WHAT TO PRODUCE –
From the listing that follows, output everything exactly except the pictures.

-------- RAW RECORDS --------

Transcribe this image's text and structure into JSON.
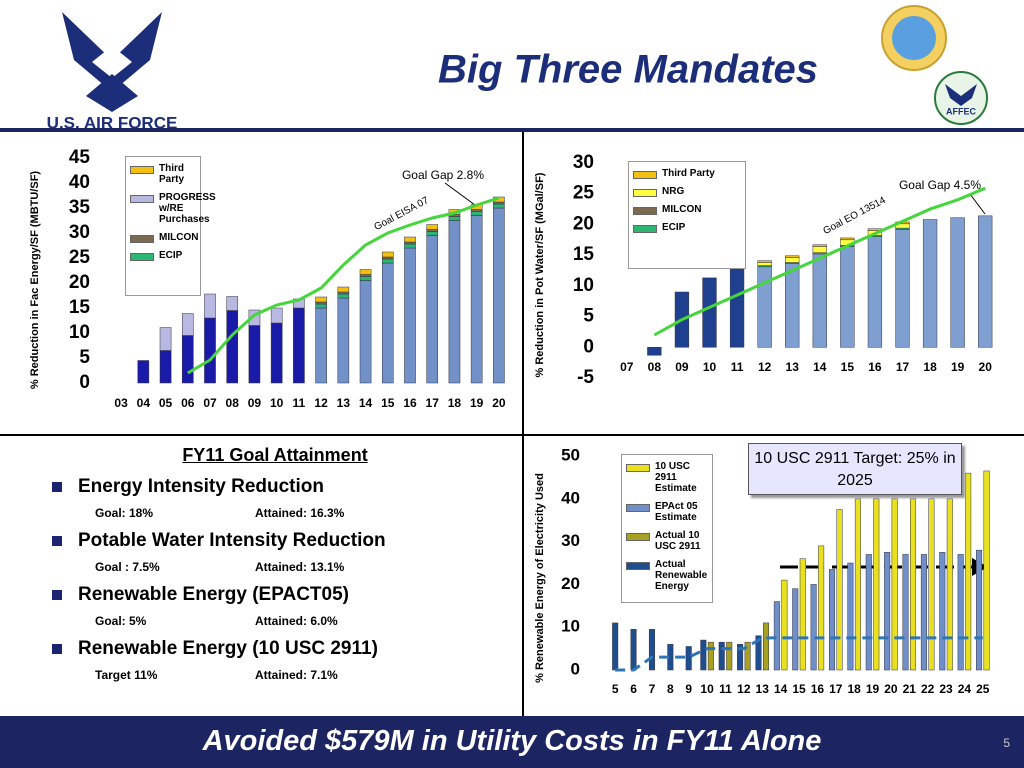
{
  "header": {
    "title": "Big Three Mandates",
    "logo_text": "U.S. AIR FORCE",
    "badge_text": "AFFEC"
  },
  "chart_data": [
    {
      "type": "bar",
      "stacked": true,
      "legend": "upper left",
      "ylabel": "% Reduction in Fac Energy/SF (MBTU/SF)",
      "categories": [
        "03",
        "04",
        "05",
        "06",
        "07",
        "08",
        "09",
        "10",
        "11",
        "12",
        "13",
        "14",
        "15",
        "16",
        "17",
        "18",
        "19",
        "20"
      ],
      "ylim": [
        0,
        45
      ],
      "yticks": [
        0,
        5,
        10,
        15,
        20,
        25,
        30,
        35,
        40,
        45
      ],
      "annotations": [
        "Goal Gap 2.8%",
        "Goal EISA 07"
      ],
      "series": [
        {
          "color": "#1a1aa8",
          "values": [
            null,
            4.5,
            6.5,
            9.5,
            13,
            14.5,
            11.5,
            12,
            15,
            null,
            null,
            null,
            null,
            null,
            null,
            null,
            null,
            null
          ]
        },
        {
          "color": "#7391c9",
          "values": [
            null,
            null,
            null,
            null,
            null,
            null,
            null,
            null,
            null,
            15,
            17,
            20.5,
            24,
            27,
            29.5,
            32.5,
            33.5,
            35
          ]
        },
        {
          "name": "ECIP",
          "color": "#2bb673",
          "values": [
            null,
            null,
            null,
            null,
            null,
            null,
            null,
            null,
            null,
            0.8,
            0.8,
            0.8,
            0.8,
            0.8,
            0.8,
            0.8,
            0.8,
            0.8
          ]
        },
        {
          "name": "MILCON",
          "color": "#7a6a50",
          "values": [
            null,
            null,
            null,
            null,
            null,
            null,
            null,
            null,
            null,
            0.4,
            0.4,
            0.4,
            0.4,
            0.4,
            0.4,
            0.4,
            0.4,
            0.4
          ]
        },
        {
          "name": "PROGRESS w/RE Purchases",
          "color": "#b8b8e0",
          "values": [
            null,
            null,
            4.6,
            4.4,
            4.8,
            2.8,
            3.1,
            3,
            1.8,
            null,
            null,
            null,
            null,
            null,
            null,
            null,
            null,
            null
          ]
        },
        {
          "name": "Third Party",
          "color": "#f2c010",
          "values": [
            null,
            null,
            null,
            null,
            null,
            null,
            null,
            null,
            null,
            1,
            1,
            1,
            1,
            1,
            1,
            1,
            1,
            1
          ]
        },
        {
          "type": "line",
          "color": "#44d63a",
          "values": [
            null,
            null,
            null,
            2,
            4.6,
            9.6,
            13.6,
            15.6,
            16.6,
            19,
            23.6,
            27.6,
            30,
            31.6,
            33,
            34,
            35.6,
            37
          ]
        }
      ]
    },
    {
      "type": "bar",
      "stacked": true,
      "legend": "upper left",
      "ylabel": "% Reduction in Pot Water/SF (MGal/SF)",
      "categories": [
        "07",
        "08",
        "09",
        "10",
        "11",
        "12",
        "13",
        "14",
        "15",
        "16",
        "17",
        "18",
        "19",
        "20"
      ],
      "ylim": [
        -5,
        30
      ],
      "yticks": [
        -5,
        0,
        5,
        10,
        15,
        20,
        25,
        30
      ],
      "annotations": [
        "Goal Gap 4.5%",
        "Goal EO 13514"
      ],
      "series": [
        {
          "color": "#1f3f8f",
          "values": [
            null,
            -1.3,
            9,
            11.3,
            13.1,
            null,
            null,
            null,
            null,
            null,
            null,
            null,
            null,
            null
          ]
        },
        {
          "color": "#7f9fd0",
          "values": [
            null,
            null,
            null,
            null,
            null,
            13.1,
            13.6,
            15.2,
            16.4,
            18,
            19.2,
            20.8,
            21.1,
            21.4
          ]
        },
        {
          "name": "ECIP",
          "color": "#2bb673",
          "values": [
            null,
            null,
            null,
            null,
            null,
            0.2,
            0.2,
            0.2,
            0.2,
            0.2,
            0.2,
            null,
            null,
            null
          ]
        },
        {
          "name": "MILCON",
          "color": "#7a6a50",
          "values": [
            null,
            null,
            null,
            null,
            null,
            null,
            null,
            null,
            null,
            null,
            null,
            null,
            null,
            null
          ]
        },
        {
          "name": "NRG",
          "color": "#ffff40",
          "values": [
            null,
            null,
            null,
            null,
            null,
            0.5,
            0.8,
            1,
            0.9,
            0.8,
            0.7,
            null,
            null,
            null
          ]
        },
        {
          "name": "Third Party",
          "color": "#f2c010",
          "values": [
            null,
            null,
            null,
            null,
            null,
            0.3,
            0.3,
            0.3,
            0.3,
            0.3,
            0.3,
            null,
            null,
            null
          ]
        },
        {
          "type": "line",
          "color": "#44d63a",
          "values": [
            null,
            2,
            4.5,
            6.5,
            8.5,
            10.5,
            12.5,
            14.5,
            16.5,
            18.5,
            20.5,
            22.5,
            24,
            25.9
          ]
        }
      ]
    },
    {
      "type": "bar",
      "stacked": false,
      "legend": "upper left",
      "ylabel": "% Renewable Energy of Electricity Used",
      "categories": [
        "5",
        "6",
        "7",
        "8",
        "9",
        "10",
        "11",
        "12",
        "13",
        "14",
        "15",
        "16",
        "17",
        "18",
        "19",
        "20",
        "21",
        "22",
        "23",
        "24",
        "25"
      ],
      "ylim": [
        0,
        50
      ],
      "yticks": [
        0,
        10,
        20,
        30,
        40,
        50
      ],
      "annotations": [
        "10 USC 2911 Target: 25% in 2025"
      ],
      "series": [
        {
          "name": "Actual Renewable Energy",
          "color": "#1f4e8f",
          "values": [
            11,
            9.5,
            9.5,
            6,
            5.5,
            7,
            6.5,
            6,
            8,
            null,
            null,
            null,
            null,
            null,
            null,
            null,
            null,
            null,
            null,
            null,
            null
          ]
        },
        {
          "name": "Actual 10 USC 2911",
          "color": "#a8a020",
          "values": [
            null,
            null,
            null,
            null,
            null,
            6.5,
            6.5,
            6.5,
            11,
            null,
            null,
            null,
            null,
            null,
            null,
            null,
            null,
            null,
            null,
            null,
            null
          ]
        },
        {
          "name": "EPAct 05 Estimate",
          "color": "#6f8fc8",
          "values": [
            null,
            null,
            null,
            null,
            null,
            null,
            null,
            null,
            null,
            16,
            19,
            20,
            23.5,
            25,
            27,
            27.5,
            27,
            27,
            27.5,
            27,
            28
          ]
        },
        {
          "name": "10 USC 2911 Estimate",
          "color": "#e8e020",
          "values": [
            null,
            null,
            null,
            null,
            null,
            null,
            null,
            null,
            null,
            21,
            26,
            29,
            37.5,
            40,
            40,
            40,
            40,
            40,
            40,
            46,
            46.5
          ]
        },
        {
          "type": "line",
          "dash": true,
          "color": "#2e75b6",
          "values": [
            0,
            0,
            3,
            3,
            3,
            5,
            5,
            5,
            7.5,
            7.5,
            7.5,
            7.5,
            7.5,
            7.5,
            7.5,
            7.5,
            7.5,
            7.5,
            7.5,
            7.5,
            7.5
          ]
        }
      ]
    }
  ],
  "attainment": {
    "title": "FY11 Goal Attainment",
    "items": [
      {
        "label": "Energy Intensity Reduction",
        "goal": "Goal: 18%",
        "attained": "Attained: 16.3%"
      },
      {
        "label": "Potable Water Intensity Reduction",
        "goal": "Goal : 7.5%",
        "attained": "Attained:  13.1%"
      },
      {
        "label": "Renewable Energy (EPACT05)",
        "goal": "Goal: 5%",
        "attained": "Attained: 6.0%"
      },
      {
        "label": "Renewable Energy (10 USC 2911)",
        "goal": "Target 11%",
        "attained": "Attained: 7.1%"
      }
    ]
  },
  "footer": {
    "text": "Avoided $579M in Utility Costs in FY11 Alone",
    "page": 5
  }
}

--------

SOLUTION FOR THIS PROBLEM –
Transcribe this image's text and structure into JSON.
{
  "header": {
    "title": "Big Three Mandates",
    "logo_text": "U.S. AIR FORCE",
    "badge_text": "AFFEC"
  },
  "chart_data": [
    {
      "type": "bar",
      "stacked": true,
      "legend": "upper left",
      "ylabel": "% Reduction in Fac Energy/SF (MBTU/SF)",
      "categories": [
        "03",
        "04",
        "05",
        "06",
        "07",
        "08",
        "09",
        "10",
        "11",
        "12",
        "13",
        "14",
        "15",
        "16",
        "17",
        "18",
        "19",
        "20"
      ],
      "ylim": [
        0,
        45
      ],
      "yticks": [
        0,
        5,
        10,
        15,
        20,
        25,
        30,
        35,
        40,
        45
      ],
      "annotations": [
        "Goal Gap 2.8%",
        "Goal EISA 07"
      ],
      "series": [
        {
          "color": "#1a1aa8",
          "values": [
            null,
            4.5,
            6.5,
            9.5,
            13,
            14.5,
            11.5,
            12,
            15,
            null,
            null,
            null,
            null,
            null,
            null,
            null,
            null,
            null
          ]
        },
        {
          "color": "#7391c9",
          "values": [
            null,
            null,
            null,
            null,
            null,
            null,
            null,
            null,
            null,
            15,
            17,
            20.5,
            24,
            27,
            29.5,
            32.5,
            33.5,
            35
          ]
        },
        {
          "name": "ECIP",
          "color": "#2bb673",
          "values": [
            null,
            null,
            null,
            null,
            null,
            null,
            null,
            null,
            null,
            0.8,
            0.8,
            0.8,
            0.8,
            0.8,
            0.8,
            0.8,
            0.8,
            0.8
          ]
        },
        {
          "name": "MILCON",
          "color": "#7a6a50",
          "values": [
            null,
            null,
            null,
            null,
            null,
            null,
            null,
            null,
            null,
            0.4,
            0.4,
            0.4,
            0.4,
            0.4,
            0.4,
            0.4,
            0.4,
            0.4
          ]
        },
        {
          "name": "PROGRESS w/RE Purchases",
          "color": "#b8b8e0",
          "values": [
            null,
            null,
            4.6,
            4.4,
            4.8,
            2.8,
            3.1,
            3,
            1.8,
            null,
            null,
            null,
            null,
            null,
            null,
            null,
            null,
            null
          ]
        },
        {
          "name": "Third Party",
          "color": "#f2c010",
          "values": [
            null,
            null,
            null,
            null,
            null,
            null,
            null,
            null,
            null,
            1,
            1,
            1,
            1,
            1,
            1,
            1,
            1,
            1
          ]
        },
        {
          "type": "line",
          "color": "#44d63a",
          "values": [
            null,
            null,
            null,
            2,
            4.6,
            9.6,
            13.6,
            15.6,
            16.6,
            19,
            23.6,
            27.6,
            30,
            31.6,
            33,
            34,
            35.6,
            37
          ]
        }
      ]
    },
    {
      "type": "bar",
      "stacked": true,
      "legend": "upper left",
      "ylabel": "% Reduction in Pot Water/SF (MGal/SF)",
      "categories": [
        "07",
        "08",
        "09",
        "10",
        "11",
        "12",
        "13",
        "14",
        "15",
        "16",
        "17",
        "18",
        "19",
        "20"
      ],
      "ylim": [
        -5,
        30
      ],
      "yticks": [
        -5,
        0,
        5,
        10,
        15,
        20,
        25,
        30
      ],
      "annotations": [
        "Goal Gap 4.5%",
        "Goal EO 13514"
      ],
      "series": [
        {
          "color": "#1f3f8f",
          "values": [
            null,
            -1.3,
            9,
            11.3,
            13.1,
            null,
            null,
            null,
            null,
            null,
            null,
            null,
            null,
            null
          ]
        },
        {
          "color": "#7f9fd0",
          "values": [
            null,
            null,
            null,
            null,
            null,
            13.1,
            13.6,
            15.2,
            16.4,
            18,
            19.2,
            20.8,
            21.1,
            21.4
          ]
        },
        {
          "name": "ECIP",
          "color": "#2bb673",
          "values": [
            null,
            null,
            null,
            null,
            null,
            0.2,
            0.2,
            0.2,
            0.2,
            0.2,
            0.2,
            null,
            null,
            null
          ]
        },
        {
          "name": "MILCON",
          "color": "#7a6a50",
          "values": [
            null,
            null,
            null,
            null,
            null,
            null,
            null,
            null,
            null,
            null,
            null,
            null,
            null,
            null
          ]
        },
        {
          "name": "NRG",
          "color": "#ffff40",
          "values": [
            null,
            null,
            null,
            null,
            null,
            0.5,
            0.8,
            1,
            0.9,
            0.8,
            0.7,
            null,
            null,
            null
          ]
        },
        {
          "name": "Third Party",
          "color": "#f2c010",
          "values": [
            null,
            null,
            null,
            null,
            null,
            0.3,
            0.3,
            0.3,
            0.3,
            0.3,
            0.3,
            null,
            null,
            null
          ]
        },
        {
          "type": "line",
          "color": "#44d63a",
          "values": [
            null,
            2,
            4.5,
            6.5,
            8.5,
            10.5,
            12.5,
            14.5,
            16.5,
            18.5,
            20.5,
            22.5,
            24,
            25.9
          ]
        }
      ]
    },
    {
      "type": "bar",
      "stacked": false,
      "legend": "upper left",
      "ylabel": "% Renewable Energy of Electricity Used",
      "categories": [
        "5",
        "6",
        "7",
        "8",
        "9",
        "10",
        "11",
        "12",
        "13",
        "14",
        "15",
        "16",
        "17",
        "18",
        "19",
        "20",
        "21",
        "22",
        "23",
        "24",
        "25"
      ],
      "ylim": [
        0,
        50
      ],
      "yticks": [
        0,
        10,
        20,
        30,
        40,
        50
      ],
      "annotations": [
        "10 USC 2911 Target: 25% in 2025"
      ],
      "series": [
        {
          "name": "Actual Renewable Energy",
          "color": "#1f4e8f",
          "values": [
            11,
            9.5,
            9.5,
            6,
            5.5,
            7,
            6.5,
            6,
            8,
            null,
            null,
            null,
            null,
            null,
            null,
            null,
            null,
            null,
            null,
            null,
            null
          ]
        },
        {
          "name": "Actual 10 USC 2911",
          "color": "#a8a020",
          "values": [
            null,
            null,
            null,
            null,
            null,
            6.5,
            6.5,
            6.5,
            11,
            null,
            null,
            null,
            null,
            null,
            null,
            null,
            null,
            null,
            null,
            null,
            null
          ]
        },
        {
          "name": "EPAct 05 Estimate",
          "color": "#6f8fc8",
          "values": [
            null,
            null,
            null,
            null,
            null,
            null,
            null,
            null,
            null,
            16,
            19,
            20,
            23.5,
            25,
            27,
            27.5,
            27,
            27,
            27.5,
            27,
            28
          ]
        },
        {
          "name": "10 USC 2911 Estimate",
          "color": "#e8e020",
          "values": [
            null,
            null,
            null,
            null,
            null,
            null,
            null,
            null,
            null,
            21,
            26,
            29,
            37.5,
            40,
            40,
            40,
            40,
            40,
            40,
            46,
            46.5
          ]
        },
        {
          "type": "line",
          "dash": true,
          "color": "#2e75b6",
          "values": [
            0,
            0,
            3,
            3,
            3,
            5,
            5,
            5,
            7.5,
            7.5,
            7.5,
            7.5,
            7.5,
            7.5,
            7.5,
            7.5,
            7.5,
            7.5,
            7.5,
            7.5,
            7.5
          ]
        }
      ]
    }
  ],
  "attainment": {
    "title": "FY11 Goal Attainment",
    "items": [
      {
        "label": "Energy Intensity Reduction",
        "goal": "Goal: 18%",
        "attained": "Attained: 16.3%"
      },
      {
        "label": "Potable Water Intensity Reduction",
        "goal": "Goal : 7.5%",
        "attained": "Attained:  13.1%"
      },
      {
        "label": "Renewable Energy (EPACT05)",
        "goal": "Goal: 5%",
        "attained": "Attained: 6.0%"
      },
      {
        "label": "Renewable Energy (10 USC 2911)",
        "goal": "Target 11%",
        "attained": "Attained: 7.1%"
      }
    ]
  },
  "footer": {
    "text": "Avoided $579M in Utility Costs in FY11 Alone",
    "page": 5
  }
}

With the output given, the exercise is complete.